- _Exercise task 1_
Decide whether each statement below agrees with the passage on Morgan Stanley's proposals for European banks. Answer yes or no for each and quote the deciding words. (a) The ECB's covered bond programme closed last June. (b) Morgan Stanley's analysts suggested five ways of co-ordinating recapitalisations. (c) Under the covered bond programme, the ECB agreed to directly purchase €60bn of covered bonds.
- _Exercise task 2_
In the passage on Morgan Stanley's proposals for European banks, rewrite everything from "While Morgan Stanley" down to "European banking system.", changing "equity analysts" to "research analysts".

Begin Passage provided

While Morgan Stanley has some problems of its own, these have not stopped its European equity analysts from busying themselves in search of solution to the trials of the European banking system.
Following yesterday's rescue of Dexia and a report in today's Financial Times that,
'European Union finance ministers are examining ways of co-ordinating recapitalisations of financial institutions,' Morgan Stanley's analysts have suggested three ways in which this might be done. They are as follows and mostly involve the ECB buying lots more potentially dubious debt from European banks.
1) Expand the ECB's Long Term Refinancing Option LTRO from 6 months to as much as 36 months
This will allow banks to refinance their existing debts through the ECB and will go a long way to solving their liquidity problems.
2) Re-open the ECB's covered bond programme, which closed last June
Under this programme, announced in 2009, the ECB agreed to directly purchase €60bn of covered bonds across the Euro area. Covered bonds are popular in continental Europe and seen as a, silver bullet for funding problems at European banks."

End Passage provided
Begin Data

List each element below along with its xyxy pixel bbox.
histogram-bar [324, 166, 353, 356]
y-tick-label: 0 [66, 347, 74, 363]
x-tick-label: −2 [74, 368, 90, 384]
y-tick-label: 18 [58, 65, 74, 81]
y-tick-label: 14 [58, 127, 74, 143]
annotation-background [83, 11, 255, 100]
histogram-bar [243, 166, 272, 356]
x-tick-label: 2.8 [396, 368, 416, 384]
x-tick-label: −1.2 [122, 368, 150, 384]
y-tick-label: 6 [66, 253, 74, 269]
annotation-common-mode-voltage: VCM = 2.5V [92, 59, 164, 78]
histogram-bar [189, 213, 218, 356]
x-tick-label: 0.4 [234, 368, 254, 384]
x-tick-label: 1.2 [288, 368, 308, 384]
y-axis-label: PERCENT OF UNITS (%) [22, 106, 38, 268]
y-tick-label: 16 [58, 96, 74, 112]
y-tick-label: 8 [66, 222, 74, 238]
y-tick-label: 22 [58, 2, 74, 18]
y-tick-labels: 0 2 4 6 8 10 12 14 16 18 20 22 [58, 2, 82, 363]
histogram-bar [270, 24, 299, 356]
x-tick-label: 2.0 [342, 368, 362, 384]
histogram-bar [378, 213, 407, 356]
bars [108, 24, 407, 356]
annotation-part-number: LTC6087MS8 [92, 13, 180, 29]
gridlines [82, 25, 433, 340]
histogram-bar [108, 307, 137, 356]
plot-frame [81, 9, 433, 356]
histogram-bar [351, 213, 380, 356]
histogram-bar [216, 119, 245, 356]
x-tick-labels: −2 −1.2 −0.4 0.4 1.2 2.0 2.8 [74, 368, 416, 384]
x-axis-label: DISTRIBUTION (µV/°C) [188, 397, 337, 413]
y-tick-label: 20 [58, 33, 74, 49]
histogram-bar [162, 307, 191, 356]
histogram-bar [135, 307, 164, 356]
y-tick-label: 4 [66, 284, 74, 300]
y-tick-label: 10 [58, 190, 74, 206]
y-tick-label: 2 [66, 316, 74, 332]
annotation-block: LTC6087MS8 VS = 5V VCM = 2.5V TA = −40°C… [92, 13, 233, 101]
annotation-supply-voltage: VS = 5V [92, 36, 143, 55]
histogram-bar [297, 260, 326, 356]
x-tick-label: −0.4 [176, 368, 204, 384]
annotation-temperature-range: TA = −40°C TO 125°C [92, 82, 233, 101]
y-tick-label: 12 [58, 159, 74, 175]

End Data

- _Full answer 1_
(a) Yes: "Re-open the ECB's covered bond programme, which closed last June"
(b) No: "Morgan Stanley's analysts have suggested three ways in which this might be done"
(c) Yes: "the ECB agreed to directly purchase €60bn of covered bonds across the Euro area"

- _Full answer 2_
While Morgan Stanley has some problems of its own, these have not stopped its European research analysts from busying themselves in search of solution to the trials of the European banking system.